## [Aim]
Below are some entries. Work out how many of their lines hold the word "actif", and write that number alone.

## [Input rows]
>> START
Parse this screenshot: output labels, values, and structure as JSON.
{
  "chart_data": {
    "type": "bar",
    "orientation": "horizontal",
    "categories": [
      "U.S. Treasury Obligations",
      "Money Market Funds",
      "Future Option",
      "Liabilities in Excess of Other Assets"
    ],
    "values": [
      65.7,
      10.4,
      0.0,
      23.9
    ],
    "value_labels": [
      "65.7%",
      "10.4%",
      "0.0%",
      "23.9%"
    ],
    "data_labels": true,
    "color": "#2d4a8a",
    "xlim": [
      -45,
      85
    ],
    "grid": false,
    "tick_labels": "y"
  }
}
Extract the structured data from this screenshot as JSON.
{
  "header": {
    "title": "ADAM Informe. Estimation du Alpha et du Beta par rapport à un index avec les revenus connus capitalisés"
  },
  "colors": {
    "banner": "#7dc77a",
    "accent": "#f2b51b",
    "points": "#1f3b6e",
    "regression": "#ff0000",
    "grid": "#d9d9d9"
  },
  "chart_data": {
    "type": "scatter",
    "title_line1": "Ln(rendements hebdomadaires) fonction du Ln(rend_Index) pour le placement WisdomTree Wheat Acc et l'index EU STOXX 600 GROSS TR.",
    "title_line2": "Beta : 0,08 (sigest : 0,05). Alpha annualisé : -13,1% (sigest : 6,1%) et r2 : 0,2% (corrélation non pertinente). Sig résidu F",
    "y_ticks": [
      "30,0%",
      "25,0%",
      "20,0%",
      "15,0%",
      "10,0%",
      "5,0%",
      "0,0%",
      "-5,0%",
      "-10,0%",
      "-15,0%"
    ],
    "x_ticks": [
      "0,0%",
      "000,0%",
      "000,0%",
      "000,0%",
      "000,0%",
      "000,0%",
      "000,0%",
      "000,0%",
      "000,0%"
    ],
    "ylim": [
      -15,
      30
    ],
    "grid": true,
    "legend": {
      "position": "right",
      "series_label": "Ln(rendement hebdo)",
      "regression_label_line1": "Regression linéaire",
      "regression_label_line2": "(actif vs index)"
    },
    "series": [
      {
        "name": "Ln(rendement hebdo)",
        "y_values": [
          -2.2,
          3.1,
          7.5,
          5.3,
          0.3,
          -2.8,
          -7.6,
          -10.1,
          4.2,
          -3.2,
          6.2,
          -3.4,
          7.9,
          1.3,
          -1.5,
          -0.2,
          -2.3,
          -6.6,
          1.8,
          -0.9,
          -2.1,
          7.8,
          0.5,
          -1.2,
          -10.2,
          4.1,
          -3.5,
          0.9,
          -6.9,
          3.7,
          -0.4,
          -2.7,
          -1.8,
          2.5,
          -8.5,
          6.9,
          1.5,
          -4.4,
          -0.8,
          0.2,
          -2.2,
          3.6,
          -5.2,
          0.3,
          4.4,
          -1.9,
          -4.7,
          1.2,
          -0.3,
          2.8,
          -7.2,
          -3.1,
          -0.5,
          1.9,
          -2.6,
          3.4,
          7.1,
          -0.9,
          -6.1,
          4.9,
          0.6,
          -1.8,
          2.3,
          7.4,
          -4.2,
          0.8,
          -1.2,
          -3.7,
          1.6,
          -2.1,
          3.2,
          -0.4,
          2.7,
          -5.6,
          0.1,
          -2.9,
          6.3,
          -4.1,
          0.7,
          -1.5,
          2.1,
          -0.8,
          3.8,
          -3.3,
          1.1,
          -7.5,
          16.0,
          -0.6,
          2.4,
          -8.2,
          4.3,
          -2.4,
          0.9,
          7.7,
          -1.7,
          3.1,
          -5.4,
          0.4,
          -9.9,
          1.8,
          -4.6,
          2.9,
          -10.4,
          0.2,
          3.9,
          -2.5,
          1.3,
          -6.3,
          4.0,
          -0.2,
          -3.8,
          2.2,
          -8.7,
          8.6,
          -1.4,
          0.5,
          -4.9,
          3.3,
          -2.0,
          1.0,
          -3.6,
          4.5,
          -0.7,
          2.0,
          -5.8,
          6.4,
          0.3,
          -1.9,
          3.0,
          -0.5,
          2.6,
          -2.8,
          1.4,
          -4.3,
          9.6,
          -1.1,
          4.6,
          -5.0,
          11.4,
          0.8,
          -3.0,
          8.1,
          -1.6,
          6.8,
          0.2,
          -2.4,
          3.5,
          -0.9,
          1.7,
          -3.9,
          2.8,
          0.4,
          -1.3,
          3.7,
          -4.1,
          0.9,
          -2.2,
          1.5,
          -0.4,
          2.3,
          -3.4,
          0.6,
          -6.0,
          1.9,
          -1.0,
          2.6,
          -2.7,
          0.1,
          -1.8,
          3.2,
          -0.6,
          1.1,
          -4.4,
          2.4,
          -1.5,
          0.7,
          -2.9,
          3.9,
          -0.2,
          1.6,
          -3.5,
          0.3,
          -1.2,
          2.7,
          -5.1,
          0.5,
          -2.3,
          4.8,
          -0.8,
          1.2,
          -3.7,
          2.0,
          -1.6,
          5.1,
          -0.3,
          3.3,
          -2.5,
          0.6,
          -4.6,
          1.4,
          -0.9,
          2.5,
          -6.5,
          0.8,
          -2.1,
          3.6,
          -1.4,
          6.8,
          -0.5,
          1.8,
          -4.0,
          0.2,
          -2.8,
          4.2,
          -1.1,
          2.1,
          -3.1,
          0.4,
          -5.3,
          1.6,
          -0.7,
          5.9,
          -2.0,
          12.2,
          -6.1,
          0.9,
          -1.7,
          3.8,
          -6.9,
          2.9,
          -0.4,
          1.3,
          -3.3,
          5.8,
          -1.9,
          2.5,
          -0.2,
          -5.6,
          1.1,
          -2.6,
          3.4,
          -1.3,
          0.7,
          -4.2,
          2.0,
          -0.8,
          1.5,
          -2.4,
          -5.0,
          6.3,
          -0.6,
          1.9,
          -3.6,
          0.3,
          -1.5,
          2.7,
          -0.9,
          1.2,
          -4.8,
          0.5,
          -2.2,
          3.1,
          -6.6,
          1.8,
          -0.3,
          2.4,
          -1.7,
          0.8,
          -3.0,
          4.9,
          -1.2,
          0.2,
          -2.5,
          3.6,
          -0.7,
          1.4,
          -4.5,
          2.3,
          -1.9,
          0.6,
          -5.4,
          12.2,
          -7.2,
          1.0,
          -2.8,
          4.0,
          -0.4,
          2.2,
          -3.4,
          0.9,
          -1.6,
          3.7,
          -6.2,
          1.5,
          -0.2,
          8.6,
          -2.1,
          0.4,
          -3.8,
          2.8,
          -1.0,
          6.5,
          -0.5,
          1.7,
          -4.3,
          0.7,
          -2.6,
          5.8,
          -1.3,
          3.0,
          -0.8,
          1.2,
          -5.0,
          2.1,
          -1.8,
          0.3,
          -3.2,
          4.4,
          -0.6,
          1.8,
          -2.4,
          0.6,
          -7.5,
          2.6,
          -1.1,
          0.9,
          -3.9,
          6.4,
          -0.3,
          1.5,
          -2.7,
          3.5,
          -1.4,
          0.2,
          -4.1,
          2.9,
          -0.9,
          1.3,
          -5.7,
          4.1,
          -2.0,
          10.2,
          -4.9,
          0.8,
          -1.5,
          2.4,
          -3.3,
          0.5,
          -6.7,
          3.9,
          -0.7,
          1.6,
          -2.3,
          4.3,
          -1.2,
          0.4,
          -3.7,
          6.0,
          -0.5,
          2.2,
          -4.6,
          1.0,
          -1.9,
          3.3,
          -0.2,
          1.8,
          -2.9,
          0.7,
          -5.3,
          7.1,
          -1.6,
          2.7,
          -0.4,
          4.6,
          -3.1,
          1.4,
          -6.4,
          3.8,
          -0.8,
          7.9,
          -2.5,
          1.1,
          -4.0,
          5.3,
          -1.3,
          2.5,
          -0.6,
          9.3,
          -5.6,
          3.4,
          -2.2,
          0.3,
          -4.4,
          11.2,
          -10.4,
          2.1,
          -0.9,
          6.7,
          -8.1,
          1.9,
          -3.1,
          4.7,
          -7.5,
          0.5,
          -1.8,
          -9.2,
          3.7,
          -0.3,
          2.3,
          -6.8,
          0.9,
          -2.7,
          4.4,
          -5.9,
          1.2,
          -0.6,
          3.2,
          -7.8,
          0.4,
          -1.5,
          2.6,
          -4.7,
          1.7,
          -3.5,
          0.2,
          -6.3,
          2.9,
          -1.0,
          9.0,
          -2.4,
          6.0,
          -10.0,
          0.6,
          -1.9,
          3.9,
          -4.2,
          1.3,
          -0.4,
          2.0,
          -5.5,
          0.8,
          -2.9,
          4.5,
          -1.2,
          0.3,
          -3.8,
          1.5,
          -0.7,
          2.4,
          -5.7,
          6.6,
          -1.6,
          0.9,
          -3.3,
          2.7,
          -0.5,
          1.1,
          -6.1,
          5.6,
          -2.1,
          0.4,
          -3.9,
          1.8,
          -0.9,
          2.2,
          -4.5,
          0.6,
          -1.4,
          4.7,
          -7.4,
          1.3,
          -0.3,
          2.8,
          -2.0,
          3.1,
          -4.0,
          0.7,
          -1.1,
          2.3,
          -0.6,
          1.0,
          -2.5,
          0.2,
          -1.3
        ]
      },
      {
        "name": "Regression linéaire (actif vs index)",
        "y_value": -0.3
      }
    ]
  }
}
>> END
## [Answer to the task]
2